# Records
________________
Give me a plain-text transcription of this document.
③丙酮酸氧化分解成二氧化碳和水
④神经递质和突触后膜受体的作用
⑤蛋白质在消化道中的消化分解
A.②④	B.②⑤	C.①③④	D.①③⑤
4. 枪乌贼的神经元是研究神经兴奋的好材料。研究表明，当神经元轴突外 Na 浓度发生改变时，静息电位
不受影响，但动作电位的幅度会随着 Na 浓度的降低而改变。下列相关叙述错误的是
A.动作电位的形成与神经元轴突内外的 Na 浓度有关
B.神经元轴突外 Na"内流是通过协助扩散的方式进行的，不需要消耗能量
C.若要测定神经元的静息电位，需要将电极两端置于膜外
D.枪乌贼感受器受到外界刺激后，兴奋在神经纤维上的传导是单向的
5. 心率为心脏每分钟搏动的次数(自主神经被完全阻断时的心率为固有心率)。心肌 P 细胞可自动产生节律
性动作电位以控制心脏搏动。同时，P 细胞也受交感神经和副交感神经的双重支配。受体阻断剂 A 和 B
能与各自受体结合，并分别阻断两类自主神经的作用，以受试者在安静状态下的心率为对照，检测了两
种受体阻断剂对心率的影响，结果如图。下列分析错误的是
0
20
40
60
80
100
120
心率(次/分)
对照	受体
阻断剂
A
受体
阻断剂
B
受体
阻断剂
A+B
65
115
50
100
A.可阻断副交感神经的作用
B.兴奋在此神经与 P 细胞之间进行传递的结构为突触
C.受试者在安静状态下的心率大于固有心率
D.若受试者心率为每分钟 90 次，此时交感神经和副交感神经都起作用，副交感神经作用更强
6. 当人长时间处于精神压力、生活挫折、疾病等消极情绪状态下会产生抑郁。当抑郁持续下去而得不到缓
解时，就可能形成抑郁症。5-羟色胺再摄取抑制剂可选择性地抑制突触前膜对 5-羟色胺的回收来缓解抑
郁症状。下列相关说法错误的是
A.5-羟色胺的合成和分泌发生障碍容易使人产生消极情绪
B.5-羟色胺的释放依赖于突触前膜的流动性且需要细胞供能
________________
# Given request
Exactly reproduce all of the entries above.

# Finished exercise
Give me a plain-text transcription of this document.
③丙酮酸氧化分解成二氧化碳和水
④神经递质和突触后膜受体的作用
⑤蛋白质在消化道中的消化分解
A.②④	B.②⑤	C.①③④	D.①③⑤
4. 枪乌贼的神经元是研究神经兴奋的好材料。研究表明，当神经元轴突外 Na 浓度发生改变时，静息电位
不受影响，但动作电位的幅度会随着 Na 浓度的降低而改变。下列相关叙述错误的是
A.动作电位的形成与神经元轴突内外的 Na 浓度有关
B.神经元轴突外 Na"内流是通过协助扩散的方式进行的，不需要消耗能量
C.若要测定神经元的静息电位，需要将电极两端置于膜外
D.枪乌贼感受器受到外界刺激后，兴奋在神经纤维上的传导是单向的
5. 心率为心脏每分钟搏动的次数(自主神经被完全阻断时的心率为固有心率)。心肌 P 细胞可自动产生节律
性动作电位以控制心脏搏动。同时，P 细胞也受交感神经和副交感神经的双重支配。受体阻断剂 A 和 B
能与各自受体结合，并分别阻断两类自主神经的作用，以受试者在安静状态下的心率为对照，检测了两
种受体阻断剂对心率的影响，结果如图。下列分析错误的是
0
20
40
60
80
100
120
心率(次/分)
对照	受体
阻断剂
A
受体
阻断剂
B
受体
阻断剂
A+B
65
115
50
100
A.可阻断副交感神经的作用
B.兴奋在此神经与 P 细胞之间进行传递的结构为突触
C.受试者在安静状态下的心率大于固有心率
D.若受试者心率为每分钟 90 次，此时交感神经和副交感神经都起作用，副交感神经作用更强
6. 当人长时间处于精神压力、生活挫折、疾病等消极情绪状态下会产生抑郁。当抑郁持续下去而得不到缓
解时，就可能形成抑郁症。5-羟色胺再摄取抑制剂可选择性地抑制突触前膜对 5-羟色胺的回收来缓解抑
郁症状。下列相关说法错误的是
A.5-羟色胺的合成和分泌发生障碍容易使人产生消极情绪
B.5-羟色胺的释放依赖于突触前膜的流动性且需要细胞供能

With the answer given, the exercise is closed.